### TASK DETAILS
Every line of the material below must be repeated exactly.

### SUPPLIED MATERIAL
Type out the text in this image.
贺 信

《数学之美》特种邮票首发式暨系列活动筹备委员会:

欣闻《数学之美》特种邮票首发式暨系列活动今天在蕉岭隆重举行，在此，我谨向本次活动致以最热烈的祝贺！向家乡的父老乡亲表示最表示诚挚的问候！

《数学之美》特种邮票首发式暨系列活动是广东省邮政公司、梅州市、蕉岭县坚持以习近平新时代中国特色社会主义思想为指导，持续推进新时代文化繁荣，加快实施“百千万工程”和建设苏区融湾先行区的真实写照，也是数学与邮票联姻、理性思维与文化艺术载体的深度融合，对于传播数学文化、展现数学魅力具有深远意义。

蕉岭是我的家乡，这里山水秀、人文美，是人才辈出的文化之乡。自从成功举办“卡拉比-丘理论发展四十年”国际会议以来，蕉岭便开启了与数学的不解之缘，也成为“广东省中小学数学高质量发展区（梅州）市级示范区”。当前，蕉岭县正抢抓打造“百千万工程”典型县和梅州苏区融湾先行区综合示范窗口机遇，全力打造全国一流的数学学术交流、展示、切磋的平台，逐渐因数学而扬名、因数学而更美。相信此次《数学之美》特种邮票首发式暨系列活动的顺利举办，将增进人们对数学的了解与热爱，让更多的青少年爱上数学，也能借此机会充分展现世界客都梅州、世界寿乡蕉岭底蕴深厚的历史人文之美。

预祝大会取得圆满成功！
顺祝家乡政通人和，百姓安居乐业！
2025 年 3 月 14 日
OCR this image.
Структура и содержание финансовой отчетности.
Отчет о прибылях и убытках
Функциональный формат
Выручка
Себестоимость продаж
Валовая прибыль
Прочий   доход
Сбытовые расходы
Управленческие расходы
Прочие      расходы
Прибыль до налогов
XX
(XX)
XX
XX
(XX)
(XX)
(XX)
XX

### FINISHED EXERCISE
Type out the text in this image.
贺 信

《数学之美》特种邮票首发式暨系列活动筹备委员会:

欣闻《数学之美》特种邮票首发式暨系列活动今天在蕉岭隆重举行，在此，我谨向本次活动致以最热烈的祝贺！向家乡的父老乡亲表示最表示诚挚的问候！

《数学之美》特种邮票首发式暨系列活动是广东省邮政公司、梅州市、蕉岭县坚持以习近平新时代中国特色社会主义思想为指导，持续推进新时代文化繁荣，加快实施“百千万工程”和建设苏区融湾先行区的真实写照，也是数学与邮票联姻、理性思维与文化艺术载体的深度融合，对于传播数学文化、展现数学魅力具有深远意义。

蕉岭是我的家乡，这里山水秀、人文美，是人才辈出的文化之乡。自从成功举办“卡拉比-丘理论发展四十年”国际会议以来，蕉岭便开启了与数学的不解之缘，也成为“广东省中小学数学高质量发展区（梅州）市级示范区”。当前，蕉岭县正抢抓打造“百千万工程”典型县和梅州苏区融湾先行区综合示范窗口机遇，全力打造全国一流的数学学术交流、展示、切磋的平台，逐渐因数学而扬名、因数学而更美。相信此次《数学之美》特种邮票首发式暨系列活动的顺利举办，将增进人们对数学的了解与热爱，让更多的青少年爱上数学，也能借此机会充分展现世界客都梅州、世界寿乡蕉岭底蕴深厚的历史人文之美。

预祝大会取得圆满成功！
顺祝家乡政通人和，百姓安居乐业！
2025 年 3 月 14 日
OCR this image.
Структура и содержание финансовой отчетности.
Отчет о прибылях и убытках
Функциональный формат
Выручка
Себестоимость продаж
Валовая прибыль
Прочий   доход
Сбытовые расходы
Управленческие расходы
Прочие      расходы
Прибыль до налогов
XX
(XX)
XX
XX
(XX)
(XX)
(XX)
XX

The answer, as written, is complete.